— begin —
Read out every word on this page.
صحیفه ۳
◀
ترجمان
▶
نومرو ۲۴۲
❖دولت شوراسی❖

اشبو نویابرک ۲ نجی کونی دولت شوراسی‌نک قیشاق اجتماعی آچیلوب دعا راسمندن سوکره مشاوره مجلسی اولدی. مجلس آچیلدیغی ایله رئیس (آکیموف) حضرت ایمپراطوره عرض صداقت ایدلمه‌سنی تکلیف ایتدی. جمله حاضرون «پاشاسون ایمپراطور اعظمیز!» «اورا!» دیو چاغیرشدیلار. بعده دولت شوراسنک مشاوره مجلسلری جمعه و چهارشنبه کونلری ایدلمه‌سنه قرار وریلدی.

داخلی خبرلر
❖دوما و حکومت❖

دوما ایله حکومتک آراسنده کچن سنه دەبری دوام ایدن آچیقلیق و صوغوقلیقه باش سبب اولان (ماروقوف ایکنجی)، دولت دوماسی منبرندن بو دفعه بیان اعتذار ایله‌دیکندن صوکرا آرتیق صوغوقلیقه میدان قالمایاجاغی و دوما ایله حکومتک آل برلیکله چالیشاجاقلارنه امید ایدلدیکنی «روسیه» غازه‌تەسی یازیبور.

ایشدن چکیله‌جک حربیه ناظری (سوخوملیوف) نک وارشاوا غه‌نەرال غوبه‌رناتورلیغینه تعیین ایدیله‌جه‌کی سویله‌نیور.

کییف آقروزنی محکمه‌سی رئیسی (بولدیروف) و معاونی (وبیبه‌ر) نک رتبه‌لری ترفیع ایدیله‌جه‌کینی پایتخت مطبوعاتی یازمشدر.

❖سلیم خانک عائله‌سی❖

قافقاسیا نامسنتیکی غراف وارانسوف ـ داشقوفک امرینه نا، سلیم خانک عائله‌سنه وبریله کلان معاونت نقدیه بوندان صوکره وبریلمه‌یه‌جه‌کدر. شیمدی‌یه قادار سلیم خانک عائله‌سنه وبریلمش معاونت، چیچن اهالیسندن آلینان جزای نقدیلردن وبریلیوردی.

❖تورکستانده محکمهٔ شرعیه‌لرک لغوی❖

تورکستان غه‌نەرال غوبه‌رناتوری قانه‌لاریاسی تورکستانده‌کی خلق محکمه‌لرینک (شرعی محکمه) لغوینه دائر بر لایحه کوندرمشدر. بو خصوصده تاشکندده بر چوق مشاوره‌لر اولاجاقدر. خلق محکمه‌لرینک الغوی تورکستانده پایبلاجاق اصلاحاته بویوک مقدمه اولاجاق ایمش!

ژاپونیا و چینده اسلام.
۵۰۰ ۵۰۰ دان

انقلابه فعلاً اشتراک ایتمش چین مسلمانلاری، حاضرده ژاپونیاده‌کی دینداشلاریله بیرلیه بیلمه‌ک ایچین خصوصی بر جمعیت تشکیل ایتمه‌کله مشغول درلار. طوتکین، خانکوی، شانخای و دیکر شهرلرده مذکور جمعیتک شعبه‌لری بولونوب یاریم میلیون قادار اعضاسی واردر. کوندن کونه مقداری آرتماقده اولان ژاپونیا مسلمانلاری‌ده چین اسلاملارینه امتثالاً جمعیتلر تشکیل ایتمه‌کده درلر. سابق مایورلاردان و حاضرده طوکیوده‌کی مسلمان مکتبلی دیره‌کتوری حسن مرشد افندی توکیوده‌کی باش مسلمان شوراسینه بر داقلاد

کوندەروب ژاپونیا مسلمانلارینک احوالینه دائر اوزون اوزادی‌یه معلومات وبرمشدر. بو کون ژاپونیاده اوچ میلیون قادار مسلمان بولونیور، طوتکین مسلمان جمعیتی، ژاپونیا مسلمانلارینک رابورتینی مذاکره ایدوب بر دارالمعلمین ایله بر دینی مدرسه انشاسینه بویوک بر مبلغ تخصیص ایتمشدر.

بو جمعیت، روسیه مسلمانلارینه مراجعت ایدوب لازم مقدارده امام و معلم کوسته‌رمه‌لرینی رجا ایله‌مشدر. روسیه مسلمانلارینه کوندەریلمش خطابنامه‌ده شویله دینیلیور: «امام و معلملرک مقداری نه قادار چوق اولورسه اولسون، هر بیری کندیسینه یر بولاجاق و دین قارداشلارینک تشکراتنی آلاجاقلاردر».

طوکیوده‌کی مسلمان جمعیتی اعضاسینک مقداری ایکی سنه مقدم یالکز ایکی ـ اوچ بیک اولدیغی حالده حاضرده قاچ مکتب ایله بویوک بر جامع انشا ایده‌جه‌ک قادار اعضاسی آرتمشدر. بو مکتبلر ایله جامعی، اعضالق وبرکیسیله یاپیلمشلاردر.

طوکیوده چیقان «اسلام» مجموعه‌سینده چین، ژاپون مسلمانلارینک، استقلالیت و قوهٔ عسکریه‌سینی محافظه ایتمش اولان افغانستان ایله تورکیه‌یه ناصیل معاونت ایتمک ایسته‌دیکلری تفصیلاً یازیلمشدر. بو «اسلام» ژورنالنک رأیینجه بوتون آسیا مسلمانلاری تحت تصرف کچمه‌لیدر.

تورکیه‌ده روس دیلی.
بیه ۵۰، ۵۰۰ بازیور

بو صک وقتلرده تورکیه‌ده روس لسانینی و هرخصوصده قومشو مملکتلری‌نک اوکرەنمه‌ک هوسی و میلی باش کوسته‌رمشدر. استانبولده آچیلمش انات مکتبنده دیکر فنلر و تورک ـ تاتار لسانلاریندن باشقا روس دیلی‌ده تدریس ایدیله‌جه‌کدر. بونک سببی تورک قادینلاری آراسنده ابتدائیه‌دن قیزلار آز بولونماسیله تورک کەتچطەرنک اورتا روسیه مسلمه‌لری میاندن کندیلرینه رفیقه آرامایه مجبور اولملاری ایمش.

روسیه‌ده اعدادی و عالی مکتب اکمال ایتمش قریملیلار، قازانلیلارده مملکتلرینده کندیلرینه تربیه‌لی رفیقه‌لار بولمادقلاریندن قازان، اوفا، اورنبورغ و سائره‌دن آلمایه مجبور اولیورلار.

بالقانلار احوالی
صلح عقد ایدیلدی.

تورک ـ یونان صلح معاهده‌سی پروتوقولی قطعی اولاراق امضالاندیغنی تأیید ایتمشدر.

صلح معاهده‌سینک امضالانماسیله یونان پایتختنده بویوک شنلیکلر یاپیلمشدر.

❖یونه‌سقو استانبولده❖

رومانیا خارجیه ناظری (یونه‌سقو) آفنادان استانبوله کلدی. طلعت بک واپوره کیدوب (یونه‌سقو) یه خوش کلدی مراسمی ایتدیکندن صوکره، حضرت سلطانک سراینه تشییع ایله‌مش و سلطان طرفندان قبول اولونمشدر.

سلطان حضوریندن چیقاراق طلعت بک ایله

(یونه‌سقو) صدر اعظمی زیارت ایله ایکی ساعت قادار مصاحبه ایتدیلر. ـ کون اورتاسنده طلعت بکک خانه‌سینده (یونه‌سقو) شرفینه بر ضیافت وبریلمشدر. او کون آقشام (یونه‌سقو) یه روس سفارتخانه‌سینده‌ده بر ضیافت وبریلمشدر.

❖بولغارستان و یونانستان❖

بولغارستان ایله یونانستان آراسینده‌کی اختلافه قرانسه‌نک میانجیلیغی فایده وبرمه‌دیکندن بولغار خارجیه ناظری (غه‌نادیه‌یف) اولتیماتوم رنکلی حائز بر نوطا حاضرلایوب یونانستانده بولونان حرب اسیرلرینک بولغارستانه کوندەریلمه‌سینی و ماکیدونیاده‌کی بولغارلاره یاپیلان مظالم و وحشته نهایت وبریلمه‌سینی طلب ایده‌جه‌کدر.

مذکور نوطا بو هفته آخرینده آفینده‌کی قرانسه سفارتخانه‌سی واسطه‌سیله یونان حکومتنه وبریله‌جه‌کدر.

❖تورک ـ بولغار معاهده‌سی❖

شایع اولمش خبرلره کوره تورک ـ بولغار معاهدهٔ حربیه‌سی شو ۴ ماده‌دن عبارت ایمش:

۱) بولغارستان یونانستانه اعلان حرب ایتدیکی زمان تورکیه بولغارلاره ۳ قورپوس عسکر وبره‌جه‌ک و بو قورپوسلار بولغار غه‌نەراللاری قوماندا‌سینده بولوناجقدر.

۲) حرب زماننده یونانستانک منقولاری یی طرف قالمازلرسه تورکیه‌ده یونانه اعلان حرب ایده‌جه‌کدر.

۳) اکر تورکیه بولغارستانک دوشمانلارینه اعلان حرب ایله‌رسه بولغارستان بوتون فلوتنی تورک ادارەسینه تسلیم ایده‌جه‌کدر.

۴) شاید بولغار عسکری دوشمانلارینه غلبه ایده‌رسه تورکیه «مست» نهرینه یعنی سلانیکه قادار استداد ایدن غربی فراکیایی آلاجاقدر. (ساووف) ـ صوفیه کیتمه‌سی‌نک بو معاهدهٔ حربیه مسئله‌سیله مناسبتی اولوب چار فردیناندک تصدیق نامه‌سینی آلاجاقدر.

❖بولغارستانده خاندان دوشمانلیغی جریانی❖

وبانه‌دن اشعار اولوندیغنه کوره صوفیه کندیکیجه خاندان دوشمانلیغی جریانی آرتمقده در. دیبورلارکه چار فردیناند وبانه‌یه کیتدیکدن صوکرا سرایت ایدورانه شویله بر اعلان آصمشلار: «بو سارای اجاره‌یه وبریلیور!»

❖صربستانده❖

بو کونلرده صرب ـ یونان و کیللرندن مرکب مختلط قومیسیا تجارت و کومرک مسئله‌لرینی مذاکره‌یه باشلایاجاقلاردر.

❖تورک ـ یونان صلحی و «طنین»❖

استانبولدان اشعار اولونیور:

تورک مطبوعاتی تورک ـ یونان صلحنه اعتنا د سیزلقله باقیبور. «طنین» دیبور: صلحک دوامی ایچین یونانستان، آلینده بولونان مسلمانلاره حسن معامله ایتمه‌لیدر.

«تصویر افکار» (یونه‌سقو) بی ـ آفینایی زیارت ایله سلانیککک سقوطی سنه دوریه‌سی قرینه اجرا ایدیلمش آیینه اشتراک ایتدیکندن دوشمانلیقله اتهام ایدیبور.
— end —
Count how many lines of the data include the word "سلطان". Your reply should be that number alone.

## Result
2